→ **Task requirements**:
Check the listing below for lines that hold "ensure". How many are there? Please give only the number.

→ **Record set**:
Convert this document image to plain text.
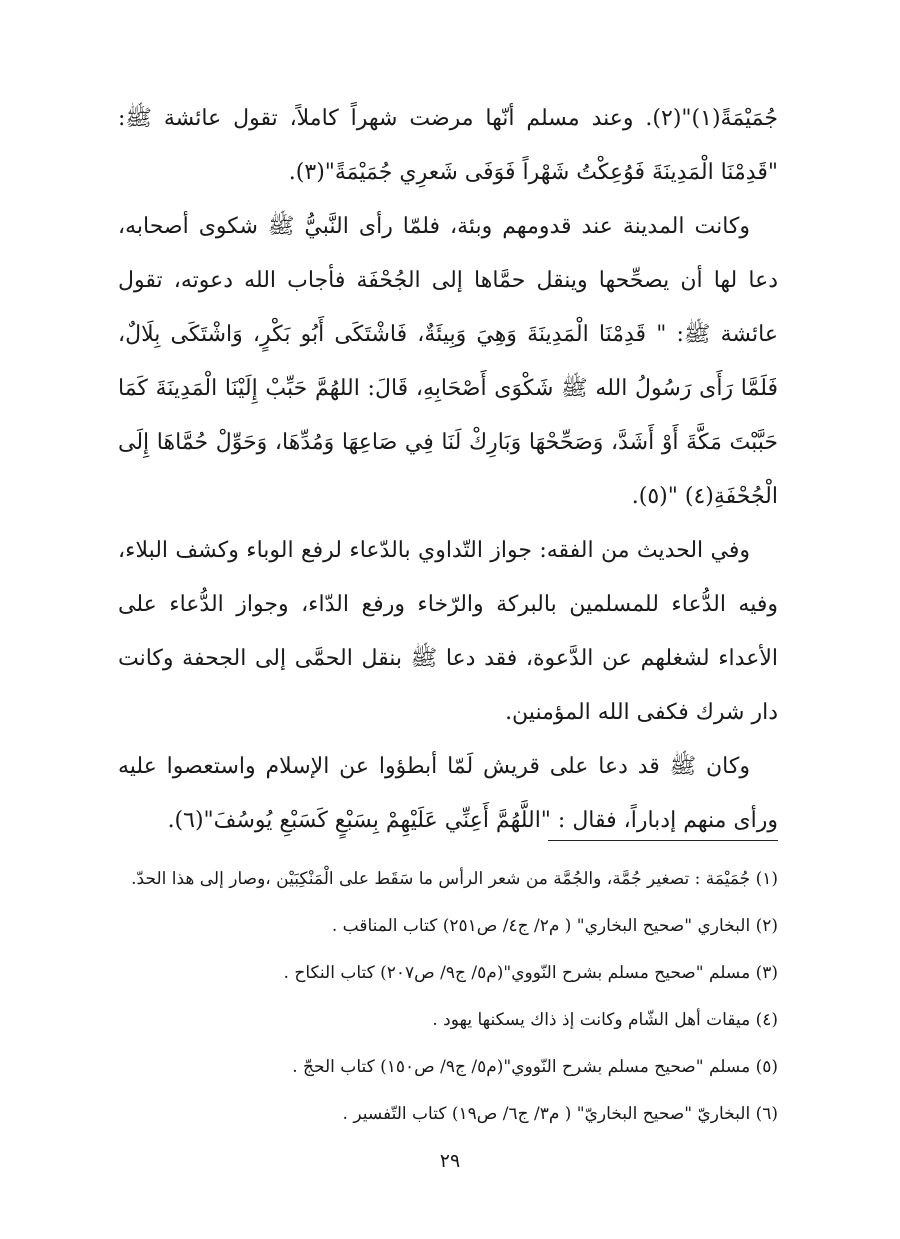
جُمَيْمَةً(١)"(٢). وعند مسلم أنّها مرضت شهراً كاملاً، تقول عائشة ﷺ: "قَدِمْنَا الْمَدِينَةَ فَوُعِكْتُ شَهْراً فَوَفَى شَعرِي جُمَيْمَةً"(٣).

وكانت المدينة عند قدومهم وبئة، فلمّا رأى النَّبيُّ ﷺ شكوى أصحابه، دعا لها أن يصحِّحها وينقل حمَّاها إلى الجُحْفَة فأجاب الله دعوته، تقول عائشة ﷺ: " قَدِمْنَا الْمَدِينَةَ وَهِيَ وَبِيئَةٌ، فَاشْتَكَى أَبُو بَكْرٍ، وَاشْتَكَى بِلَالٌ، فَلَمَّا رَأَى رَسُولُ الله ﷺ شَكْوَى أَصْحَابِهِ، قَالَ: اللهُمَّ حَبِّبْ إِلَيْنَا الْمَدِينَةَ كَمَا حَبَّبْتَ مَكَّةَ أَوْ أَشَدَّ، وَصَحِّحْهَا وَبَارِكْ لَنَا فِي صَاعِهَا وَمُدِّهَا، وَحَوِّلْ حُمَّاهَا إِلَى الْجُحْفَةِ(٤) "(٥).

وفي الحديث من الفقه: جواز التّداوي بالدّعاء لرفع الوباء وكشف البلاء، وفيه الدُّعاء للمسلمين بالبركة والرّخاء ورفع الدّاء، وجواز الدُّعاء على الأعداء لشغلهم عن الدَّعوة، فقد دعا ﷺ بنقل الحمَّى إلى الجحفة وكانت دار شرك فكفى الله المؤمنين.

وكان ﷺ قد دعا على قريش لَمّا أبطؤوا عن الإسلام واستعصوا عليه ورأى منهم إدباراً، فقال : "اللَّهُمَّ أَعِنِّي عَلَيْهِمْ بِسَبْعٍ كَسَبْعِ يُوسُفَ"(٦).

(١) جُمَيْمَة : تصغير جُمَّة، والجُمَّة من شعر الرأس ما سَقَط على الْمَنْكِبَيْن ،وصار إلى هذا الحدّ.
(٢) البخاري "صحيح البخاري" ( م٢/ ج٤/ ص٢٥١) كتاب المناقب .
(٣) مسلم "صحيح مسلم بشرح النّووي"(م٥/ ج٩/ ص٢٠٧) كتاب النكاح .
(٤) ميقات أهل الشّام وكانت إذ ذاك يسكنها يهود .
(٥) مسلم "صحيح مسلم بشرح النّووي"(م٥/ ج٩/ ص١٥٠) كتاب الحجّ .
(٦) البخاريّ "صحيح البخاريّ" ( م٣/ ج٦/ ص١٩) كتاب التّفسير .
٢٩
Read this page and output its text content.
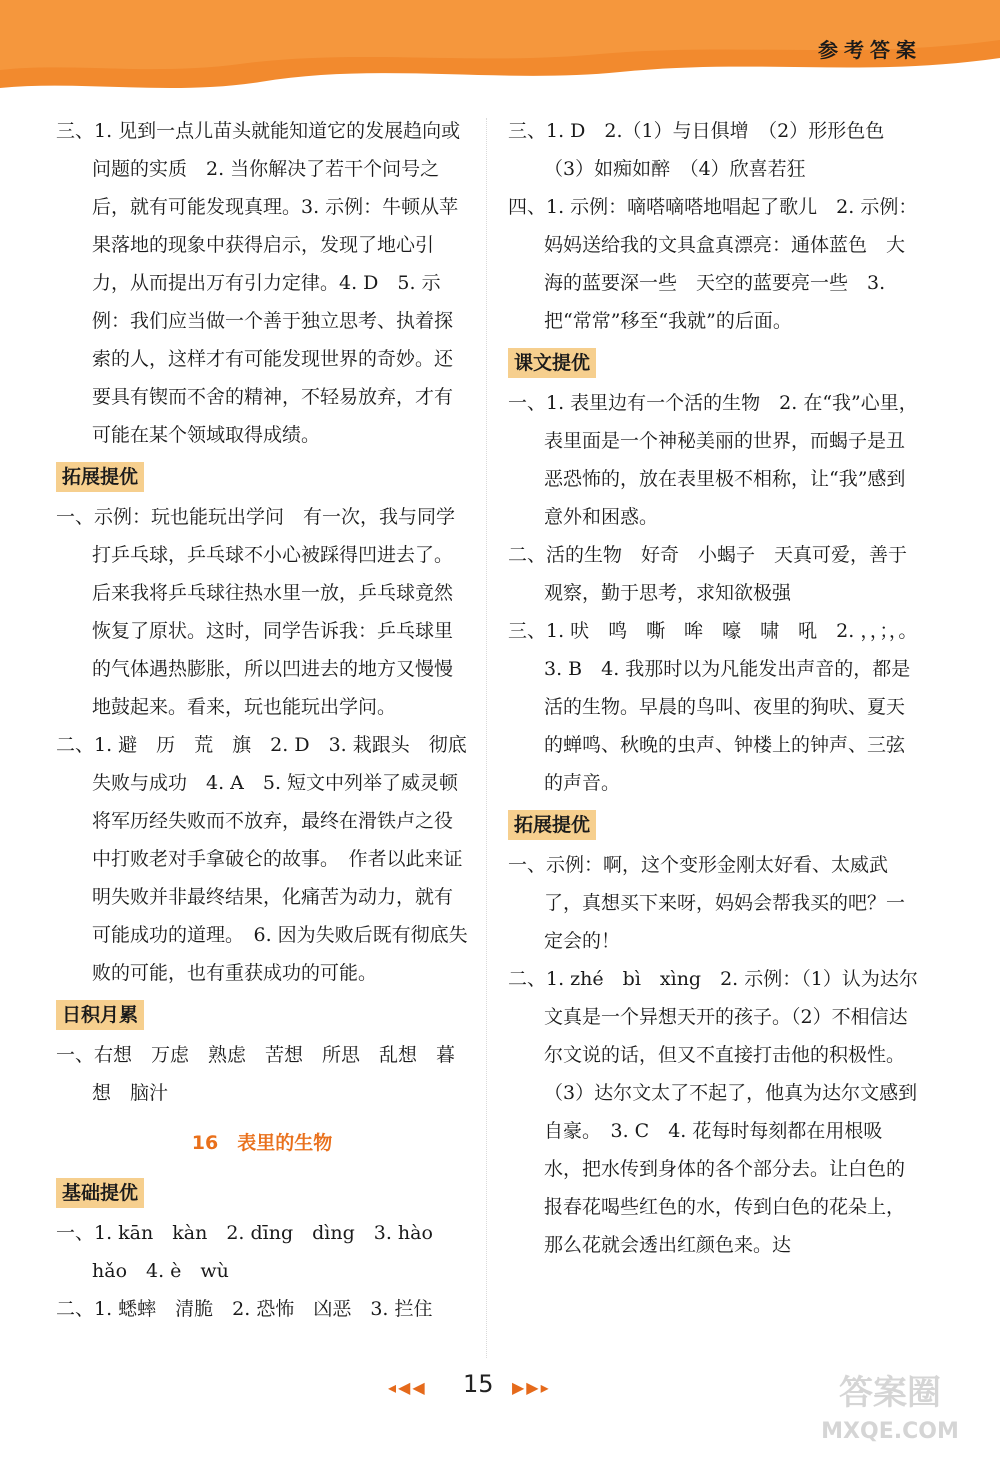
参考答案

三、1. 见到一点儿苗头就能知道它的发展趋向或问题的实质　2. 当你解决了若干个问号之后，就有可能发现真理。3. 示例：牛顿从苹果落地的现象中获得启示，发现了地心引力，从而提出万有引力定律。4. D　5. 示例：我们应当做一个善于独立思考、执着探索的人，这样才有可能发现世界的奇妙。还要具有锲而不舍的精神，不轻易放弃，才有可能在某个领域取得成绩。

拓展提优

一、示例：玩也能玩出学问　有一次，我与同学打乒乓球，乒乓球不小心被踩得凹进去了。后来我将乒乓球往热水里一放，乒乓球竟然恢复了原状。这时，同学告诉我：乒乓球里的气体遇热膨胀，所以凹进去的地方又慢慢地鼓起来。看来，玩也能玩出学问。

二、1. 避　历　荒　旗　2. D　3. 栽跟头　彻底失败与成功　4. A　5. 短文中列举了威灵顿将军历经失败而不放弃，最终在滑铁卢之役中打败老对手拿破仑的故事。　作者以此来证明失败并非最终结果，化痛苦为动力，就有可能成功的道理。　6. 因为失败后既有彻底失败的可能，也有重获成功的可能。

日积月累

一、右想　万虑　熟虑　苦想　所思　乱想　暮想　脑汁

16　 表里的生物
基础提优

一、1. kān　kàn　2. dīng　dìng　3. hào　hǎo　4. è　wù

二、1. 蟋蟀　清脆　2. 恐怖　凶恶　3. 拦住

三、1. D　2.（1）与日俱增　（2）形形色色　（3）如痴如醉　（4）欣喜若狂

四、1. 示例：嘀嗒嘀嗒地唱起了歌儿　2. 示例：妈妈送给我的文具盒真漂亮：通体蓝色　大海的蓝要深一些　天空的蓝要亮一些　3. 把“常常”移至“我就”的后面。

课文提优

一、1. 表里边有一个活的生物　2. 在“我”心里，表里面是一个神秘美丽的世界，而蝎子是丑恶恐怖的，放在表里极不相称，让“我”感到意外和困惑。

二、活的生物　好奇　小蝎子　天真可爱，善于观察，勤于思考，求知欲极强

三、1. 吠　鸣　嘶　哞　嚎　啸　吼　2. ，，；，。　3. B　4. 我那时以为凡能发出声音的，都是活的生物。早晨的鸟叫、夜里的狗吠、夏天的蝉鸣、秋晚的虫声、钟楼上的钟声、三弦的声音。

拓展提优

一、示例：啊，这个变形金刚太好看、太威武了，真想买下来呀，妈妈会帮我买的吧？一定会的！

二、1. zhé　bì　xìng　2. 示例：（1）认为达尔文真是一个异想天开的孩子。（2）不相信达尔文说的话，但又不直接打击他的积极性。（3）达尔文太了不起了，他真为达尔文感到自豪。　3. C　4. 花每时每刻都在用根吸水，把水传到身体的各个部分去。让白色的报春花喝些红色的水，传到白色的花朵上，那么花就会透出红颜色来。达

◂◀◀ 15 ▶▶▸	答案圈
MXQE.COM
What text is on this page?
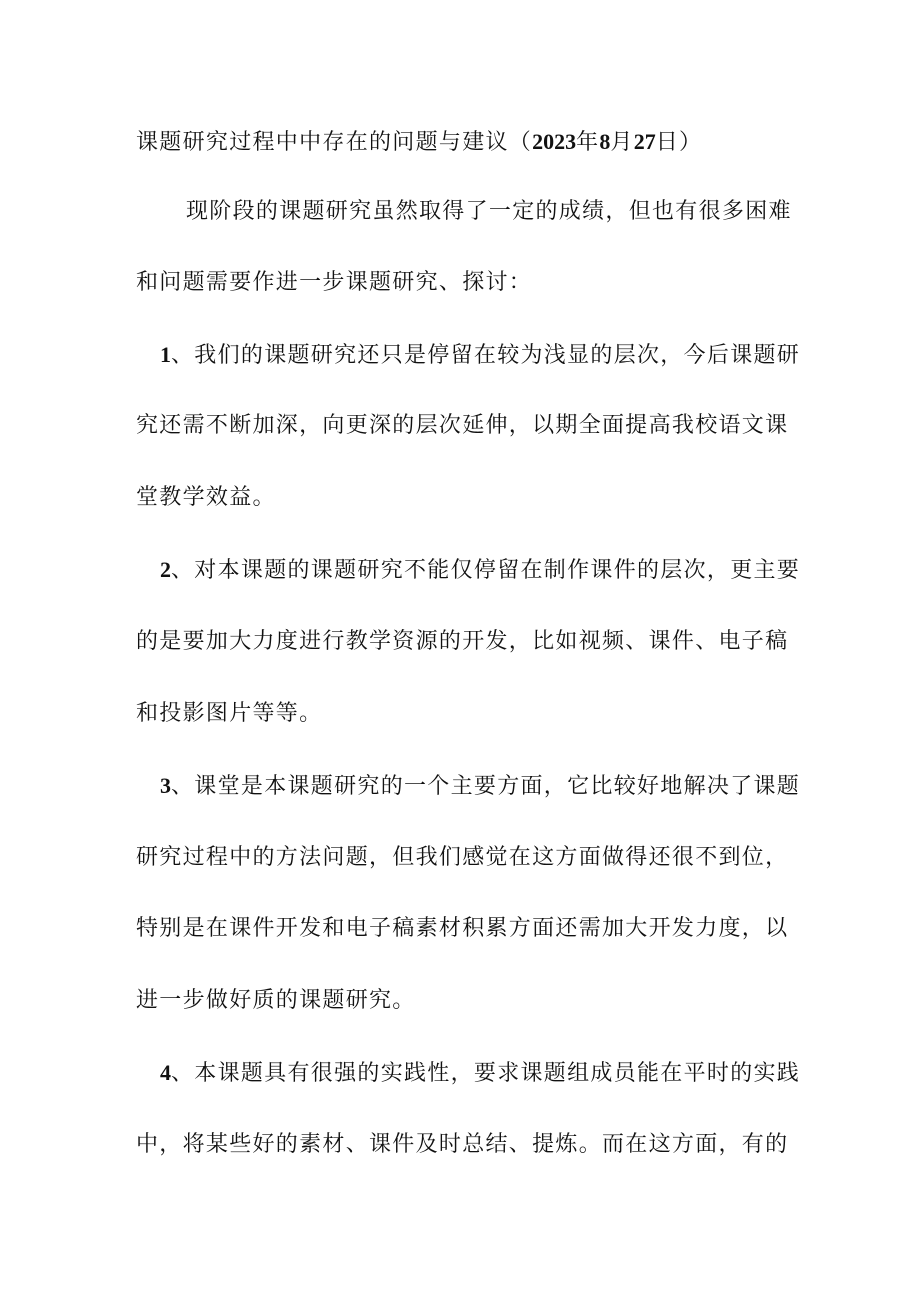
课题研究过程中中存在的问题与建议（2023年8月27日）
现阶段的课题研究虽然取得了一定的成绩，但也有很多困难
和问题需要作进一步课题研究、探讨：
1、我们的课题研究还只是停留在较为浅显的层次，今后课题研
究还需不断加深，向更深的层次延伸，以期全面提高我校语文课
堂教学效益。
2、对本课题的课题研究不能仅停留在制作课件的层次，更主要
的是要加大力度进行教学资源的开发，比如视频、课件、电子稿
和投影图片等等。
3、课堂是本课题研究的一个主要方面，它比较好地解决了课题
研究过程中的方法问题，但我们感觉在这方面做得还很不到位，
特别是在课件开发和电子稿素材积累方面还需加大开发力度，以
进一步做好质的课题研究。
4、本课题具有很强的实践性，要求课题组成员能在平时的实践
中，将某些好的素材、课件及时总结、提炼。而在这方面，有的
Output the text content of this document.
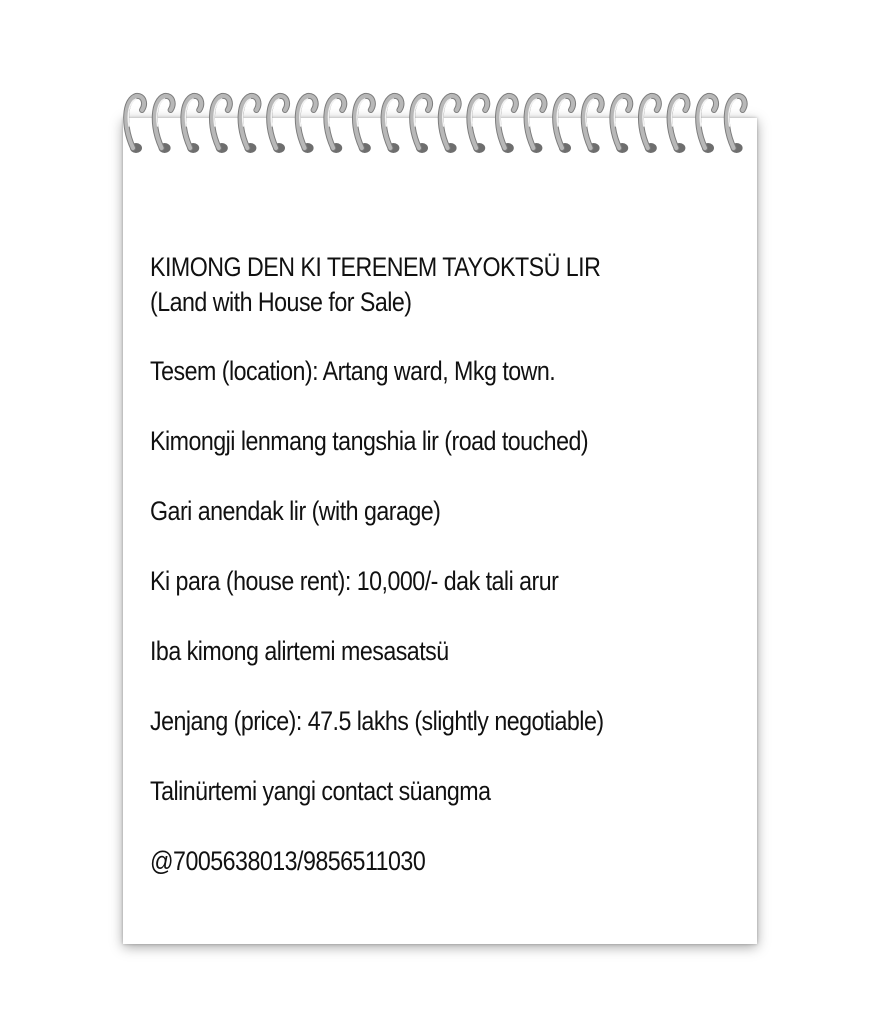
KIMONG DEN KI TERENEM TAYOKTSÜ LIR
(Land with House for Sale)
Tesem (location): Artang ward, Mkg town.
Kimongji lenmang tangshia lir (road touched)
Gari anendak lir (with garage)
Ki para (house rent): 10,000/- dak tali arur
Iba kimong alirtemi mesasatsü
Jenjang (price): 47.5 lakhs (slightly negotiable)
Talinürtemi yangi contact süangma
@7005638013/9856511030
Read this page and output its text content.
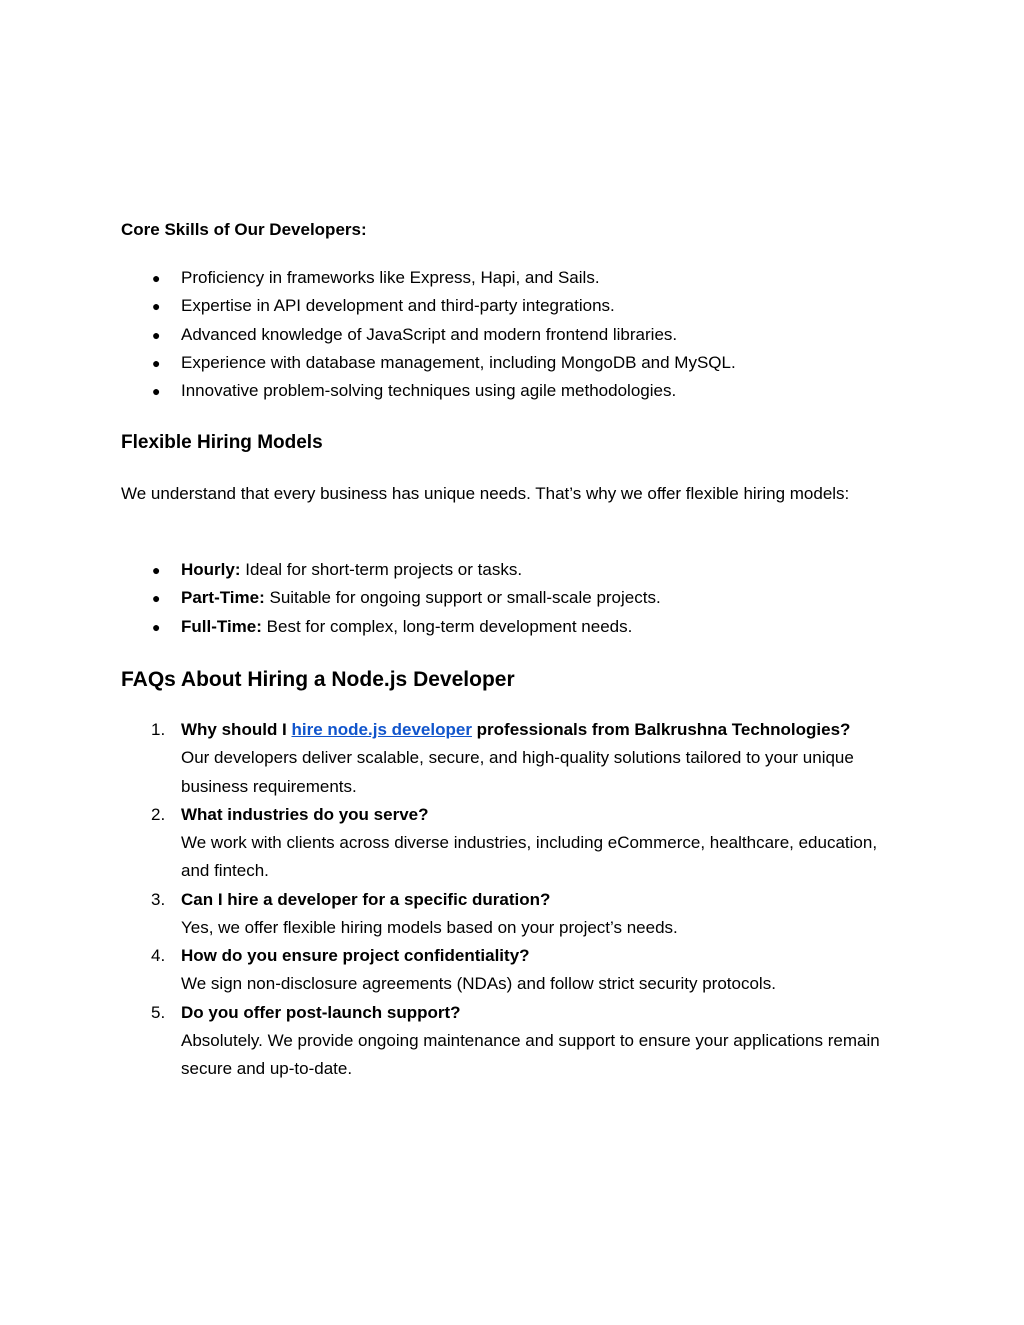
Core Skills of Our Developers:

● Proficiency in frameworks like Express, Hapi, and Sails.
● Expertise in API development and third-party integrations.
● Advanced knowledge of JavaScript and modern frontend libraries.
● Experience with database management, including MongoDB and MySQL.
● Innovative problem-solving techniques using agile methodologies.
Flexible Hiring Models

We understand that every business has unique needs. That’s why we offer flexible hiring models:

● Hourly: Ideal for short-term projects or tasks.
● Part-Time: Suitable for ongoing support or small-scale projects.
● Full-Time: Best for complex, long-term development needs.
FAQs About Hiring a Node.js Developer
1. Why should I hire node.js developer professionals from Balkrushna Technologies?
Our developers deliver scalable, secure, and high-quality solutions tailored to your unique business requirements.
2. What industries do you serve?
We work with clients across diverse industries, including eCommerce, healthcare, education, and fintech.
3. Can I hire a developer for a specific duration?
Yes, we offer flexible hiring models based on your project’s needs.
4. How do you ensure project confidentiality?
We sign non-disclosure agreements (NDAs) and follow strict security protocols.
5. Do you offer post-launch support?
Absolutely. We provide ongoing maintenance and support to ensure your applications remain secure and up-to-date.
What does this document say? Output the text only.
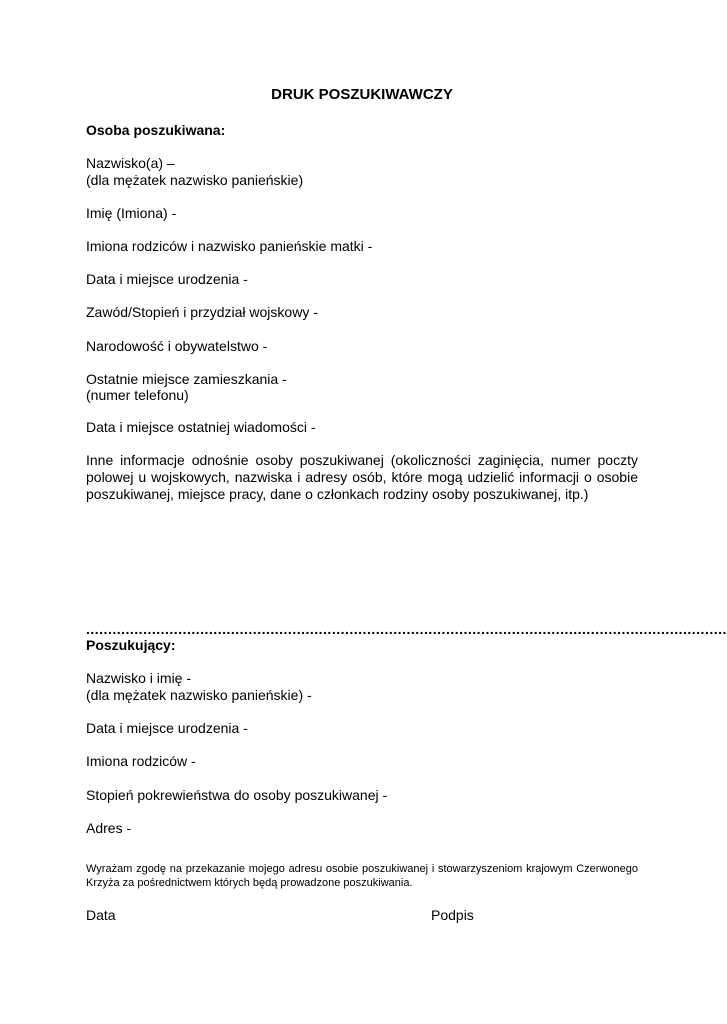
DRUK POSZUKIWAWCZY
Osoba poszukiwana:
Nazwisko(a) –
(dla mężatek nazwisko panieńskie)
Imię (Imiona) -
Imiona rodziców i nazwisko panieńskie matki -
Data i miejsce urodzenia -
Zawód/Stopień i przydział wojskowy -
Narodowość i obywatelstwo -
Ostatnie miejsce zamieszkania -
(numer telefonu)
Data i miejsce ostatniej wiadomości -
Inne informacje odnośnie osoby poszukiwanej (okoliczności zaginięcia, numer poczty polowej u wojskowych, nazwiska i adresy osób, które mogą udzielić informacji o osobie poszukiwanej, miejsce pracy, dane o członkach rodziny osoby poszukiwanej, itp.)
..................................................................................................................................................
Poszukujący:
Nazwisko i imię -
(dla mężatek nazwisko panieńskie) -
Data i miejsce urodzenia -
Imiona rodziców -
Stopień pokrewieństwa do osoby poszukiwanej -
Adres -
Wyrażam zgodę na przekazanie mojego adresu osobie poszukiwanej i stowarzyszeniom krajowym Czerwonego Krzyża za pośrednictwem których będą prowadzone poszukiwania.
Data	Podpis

→ **In response**:
2